## Ausgangstext
Bild: Kritik an Ungarn unerwünscht: Orbán-Anhänger demonstrieren am Samstag …
WIEN taz | Ungarn steht hinter Premier Viktor Orbán. Diesen Eindruck
vermittelte eine Kundgebung am Samstag, die sich vor allem auch gegen die
Kritik der Europäischen Union richtet. Drei Tage nachdem Orbán sich im
EU-Parlament in Straßburg eine Kopfwäsche für seinen umstrittenen
Reformfuror geholt hatte, marschierten seine Anhänger auf, um Brüssel den
Stinkefinger zu zeigen.
Seit Menschengedenken habe es keine so große Demonstration in Budapest
gegeben, jubelten Regierungsmedien. Die staatliche Nachrichtenagentur MTI
sprach von mindestens ebenso vielen Menschen wie am 2. Januar bei der
Oppositionsdemonstration. Das wären an die 100.000 Teilnehmer. Das
Innenministerium schätzte die Menge auf 400.000. Es gab aber auch
Enthusiasten, die die Millionengrenze durchbrochen sahen.
Aufgerufen hatten nicht die Regierung oder die Regierungspartei Fidesz,
sondern zwei regierungsnahe Blätter, die Tageszeitung Magyar Hírlap und das
rechtsradikale Wochenblatt Magyar Demokrata. Entsprechend extremistisch
fielen denn auch die Hassparolen aus. Die Aufforderung "USA, EU, go home!"

## Arbeitsaufträge
(1) Schreiben Sie aus dem Artikel über die Orbán-Kundgebung den Abschnitt wortgetreu ab, der mit den Worten „Seit Menschengedenken habe“ beginnt und mit „Millionengrenze durchbrochen sahen.“ endet.
(2) Erläutern Sie in ein bis drei Sätzen anhand des Artikels über die Orbán-Kundgebung, weshalb die Anhänger am Samstag aufmarschierten.

## Erfasste Daten
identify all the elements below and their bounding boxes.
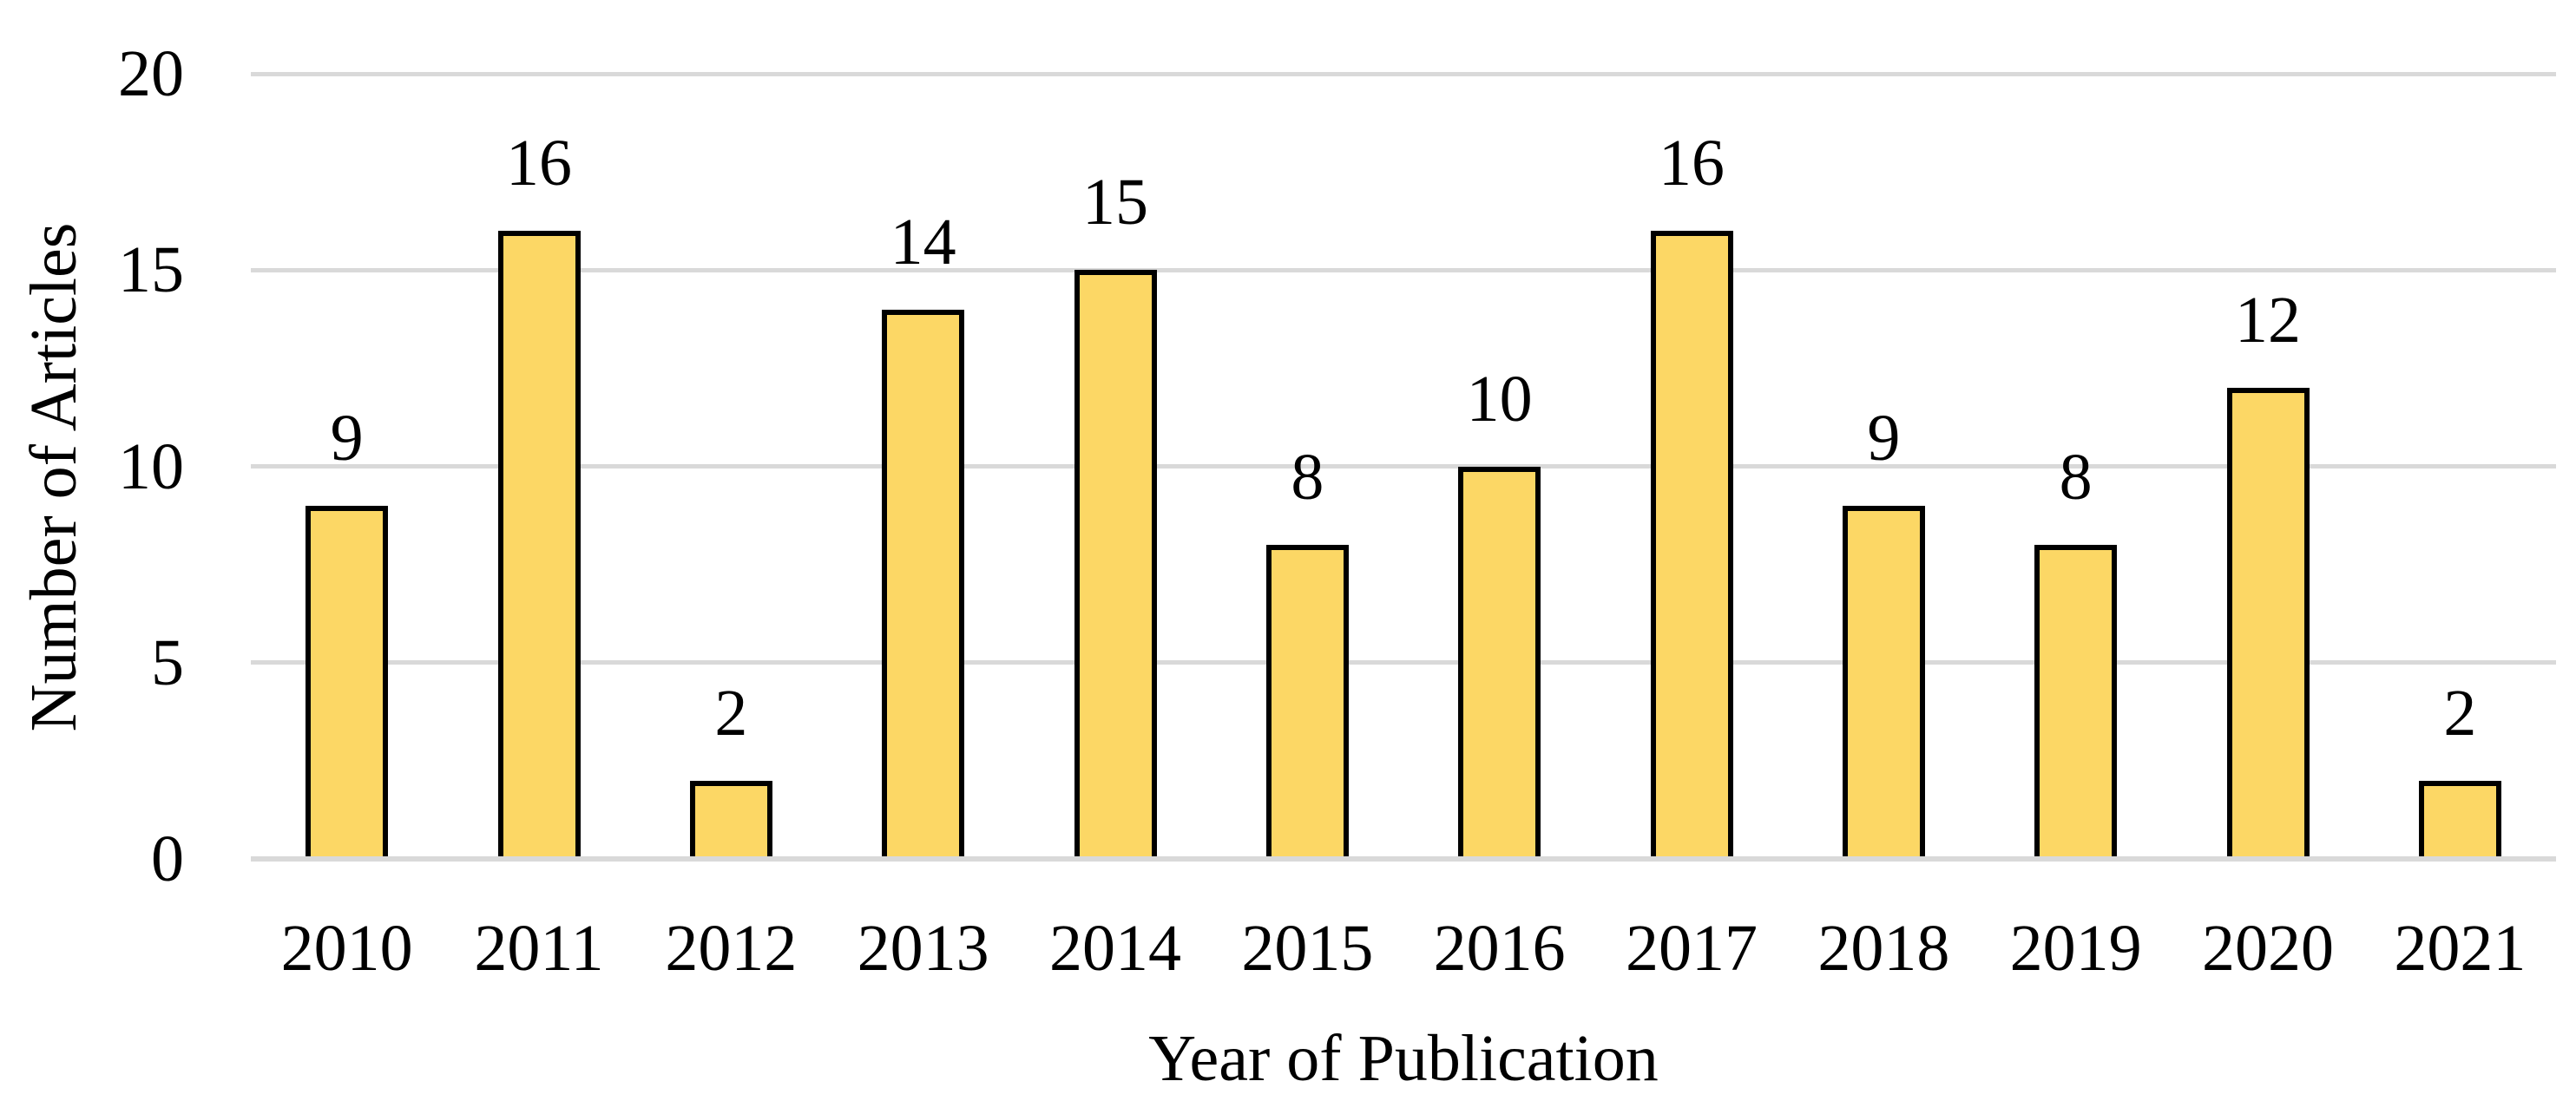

## Lösungen
(1)
Seit Menschengedenken habe es keine so große Demonstration in Budapest
gegeben, jubelten Regierungsmedien. Die staatliche Nachrichtenagentur MTI
sprach von mindestens ebenso vielen Menschen wie am 2. Januar bei der
Oppositionsdemonstration. Das wären an die 100.000 Teilnehmer. Das
Innenministerium schätzte die Menge auf 400.000. Es gab aber auch
Enthusiasten, die die Millionengrenze durchbrochen sahen.

(2) Die Anhänger marschierten auf, um Brüssel den Stinkefinger zu zeigen, denn die Kundgebung richtete sich vor allem gegen die Kritik der Europäischen Union. Drei Tage zuvor hatte sich Orbán im EU-Parlament in Straßburg eine Kopfwäsche für seinen umstrittenen Reformfuror geholt.